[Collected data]
§
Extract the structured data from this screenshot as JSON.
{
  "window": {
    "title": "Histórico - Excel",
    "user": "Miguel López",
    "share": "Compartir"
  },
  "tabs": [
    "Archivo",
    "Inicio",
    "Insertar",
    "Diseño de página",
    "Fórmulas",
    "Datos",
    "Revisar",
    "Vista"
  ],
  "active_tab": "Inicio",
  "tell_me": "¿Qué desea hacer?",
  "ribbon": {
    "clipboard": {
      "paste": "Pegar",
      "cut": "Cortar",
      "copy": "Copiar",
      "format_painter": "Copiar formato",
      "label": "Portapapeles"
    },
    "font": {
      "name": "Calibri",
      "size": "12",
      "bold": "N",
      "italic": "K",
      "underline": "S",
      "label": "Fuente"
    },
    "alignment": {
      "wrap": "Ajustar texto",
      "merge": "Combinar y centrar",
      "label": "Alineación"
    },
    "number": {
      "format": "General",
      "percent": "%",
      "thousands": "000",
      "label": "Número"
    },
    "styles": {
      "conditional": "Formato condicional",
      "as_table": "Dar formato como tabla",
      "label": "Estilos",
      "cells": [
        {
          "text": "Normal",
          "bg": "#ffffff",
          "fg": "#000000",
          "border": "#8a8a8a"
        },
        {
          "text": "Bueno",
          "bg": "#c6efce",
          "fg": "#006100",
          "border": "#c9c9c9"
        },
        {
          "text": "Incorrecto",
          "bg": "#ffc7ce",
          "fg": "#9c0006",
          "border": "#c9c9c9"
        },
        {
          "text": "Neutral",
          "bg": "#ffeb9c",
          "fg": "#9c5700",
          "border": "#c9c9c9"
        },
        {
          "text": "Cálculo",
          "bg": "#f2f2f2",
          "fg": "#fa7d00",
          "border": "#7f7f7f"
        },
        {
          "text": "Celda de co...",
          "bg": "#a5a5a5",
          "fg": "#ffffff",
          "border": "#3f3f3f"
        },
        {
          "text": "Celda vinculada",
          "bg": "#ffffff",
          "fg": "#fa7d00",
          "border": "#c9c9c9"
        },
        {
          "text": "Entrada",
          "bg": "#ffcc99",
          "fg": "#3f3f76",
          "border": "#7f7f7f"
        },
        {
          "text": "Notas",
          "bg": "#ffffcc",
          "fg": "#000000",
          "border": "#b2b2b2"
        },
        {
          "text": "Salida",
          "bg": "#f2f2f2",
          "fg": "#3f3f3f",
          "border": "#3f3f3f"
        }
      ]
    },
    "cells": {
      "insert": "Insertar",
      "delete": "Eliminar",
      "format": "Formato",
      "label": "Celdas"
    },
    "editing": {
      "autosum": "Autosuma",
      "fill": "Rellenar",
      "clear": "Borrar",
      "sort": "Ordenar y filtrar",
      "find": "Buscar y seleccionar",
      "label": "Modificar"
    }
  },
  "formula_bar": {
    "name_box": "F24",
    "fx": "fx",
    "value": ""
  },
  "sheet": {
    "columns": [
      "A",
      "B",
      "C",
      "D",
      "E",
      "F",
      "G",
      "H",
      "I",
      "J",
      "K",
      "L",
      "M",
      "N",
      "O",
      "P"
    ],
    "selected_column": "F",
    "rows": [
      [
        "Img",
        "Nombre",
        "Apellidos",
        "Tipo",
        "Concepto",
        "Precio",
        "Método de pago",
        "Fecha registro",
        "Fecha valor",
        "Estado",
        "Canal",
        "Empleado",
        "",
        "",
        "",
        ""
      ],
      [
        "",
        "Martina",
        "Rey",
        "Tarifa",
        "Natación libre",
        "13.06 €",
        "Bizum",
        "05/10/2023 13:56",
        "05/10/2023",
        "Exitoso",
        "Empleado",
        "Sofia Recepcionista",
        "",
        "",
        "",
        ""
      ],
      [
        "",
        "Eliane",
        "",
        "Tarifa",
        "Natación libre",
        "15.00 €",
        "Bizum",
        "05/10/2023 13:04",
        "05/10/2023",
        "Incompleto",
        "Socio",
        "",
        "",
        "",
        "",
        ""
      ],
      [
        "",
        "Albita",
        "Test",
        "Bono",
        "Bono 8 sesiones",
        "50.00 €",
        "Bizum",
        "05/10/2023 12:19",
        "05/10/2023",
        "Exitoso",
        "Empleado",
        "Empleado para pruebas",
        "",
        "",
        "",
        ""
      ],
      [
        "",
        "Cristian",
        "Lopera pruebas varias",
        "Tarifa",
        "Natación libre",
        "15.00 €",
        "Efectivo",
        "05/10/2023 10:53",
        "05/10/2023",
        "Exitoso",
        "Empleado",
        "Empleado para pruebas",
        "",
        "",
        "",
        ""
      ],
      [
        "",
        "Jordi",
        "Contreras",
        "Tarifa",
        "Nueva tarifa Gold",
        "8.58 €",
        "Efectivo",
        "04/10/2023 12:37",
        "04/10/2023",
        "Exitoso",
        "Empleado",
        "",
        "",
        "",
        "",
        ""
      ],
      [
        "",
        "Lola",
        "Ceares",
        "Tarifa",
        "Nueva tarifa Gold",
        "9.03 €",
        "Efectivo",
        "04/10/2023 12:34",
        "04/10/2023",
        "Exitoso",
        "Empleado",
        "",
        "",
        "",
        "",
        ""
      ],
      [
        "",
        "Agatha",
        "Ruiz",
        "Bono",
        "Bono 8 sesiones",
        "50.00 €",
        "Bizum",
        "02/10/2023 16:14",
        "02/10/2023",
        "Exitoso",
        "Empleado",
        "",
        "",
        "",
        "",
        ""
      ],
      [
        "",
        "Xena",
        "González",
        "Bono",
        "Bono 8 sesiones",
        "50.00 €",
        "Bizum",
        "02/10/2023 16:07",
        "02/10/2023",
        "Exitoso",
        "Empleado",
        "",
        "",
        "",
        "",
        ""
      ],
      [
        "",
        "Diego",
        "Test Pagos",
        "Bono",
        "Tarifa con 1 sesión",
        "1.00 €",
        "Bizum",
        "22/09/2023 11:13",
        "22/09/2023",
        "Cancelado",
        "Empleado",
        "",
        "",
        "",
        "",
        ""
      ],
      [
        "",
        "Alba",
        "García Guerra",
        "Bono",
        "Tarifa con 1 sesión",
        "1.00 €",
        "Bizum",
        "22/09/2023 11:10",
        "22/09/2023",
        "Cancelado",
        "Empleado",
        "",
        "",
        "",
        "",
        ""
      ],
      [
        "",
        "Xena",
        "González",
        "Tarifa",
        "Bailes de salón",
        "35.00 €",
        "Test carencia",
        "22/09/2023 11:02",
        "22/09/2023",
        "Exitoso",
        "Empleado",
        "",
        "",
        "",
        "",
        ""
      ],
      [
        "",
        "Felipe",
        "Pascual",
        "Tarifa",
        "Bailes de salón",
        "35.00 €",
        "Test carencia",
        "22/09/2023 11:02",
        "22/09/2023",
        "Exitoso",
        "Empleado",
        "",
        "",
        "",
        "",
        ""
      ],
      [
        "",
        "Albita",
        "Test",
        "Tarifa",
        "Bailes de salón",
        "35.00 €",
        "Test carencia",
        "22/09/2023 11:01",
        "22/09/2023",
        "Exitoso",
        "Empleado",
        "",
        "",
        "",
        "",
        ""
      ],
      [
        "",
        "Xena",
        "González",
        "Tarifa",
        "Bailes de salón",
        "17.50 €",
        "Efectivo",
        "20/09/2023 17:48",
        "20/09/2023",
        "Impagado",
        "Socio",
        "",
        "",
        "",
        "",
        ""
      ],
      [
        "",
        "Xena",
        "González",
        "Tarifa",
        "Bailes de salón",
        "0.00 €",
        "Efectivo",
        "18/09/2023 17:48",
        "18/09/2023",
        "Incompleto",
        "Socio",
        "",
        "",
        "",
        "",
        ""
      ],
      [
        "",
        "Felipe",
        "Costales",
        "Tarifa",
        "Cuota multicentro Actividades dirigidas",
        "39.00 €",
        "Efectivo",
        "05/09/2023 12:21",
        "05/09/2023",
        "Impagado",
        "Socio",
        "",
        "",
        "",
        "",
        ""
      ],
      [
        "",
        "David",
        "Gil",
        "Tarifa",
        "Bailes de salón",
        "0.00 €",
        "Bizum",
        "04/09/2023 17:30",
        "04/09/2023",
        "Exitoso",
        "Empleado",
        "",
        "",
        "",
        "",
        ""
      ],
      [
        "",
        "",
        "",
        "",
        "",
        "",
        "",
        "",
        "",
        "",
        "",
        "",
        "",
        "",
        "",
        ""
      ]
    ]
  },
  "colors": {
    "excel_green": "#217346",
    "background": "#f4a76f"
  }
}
§
■ WHAT TO PRODUCE: State the number of lines above that hold the string "Copiar", with nothing added.

■ FULL OUTPUT: 2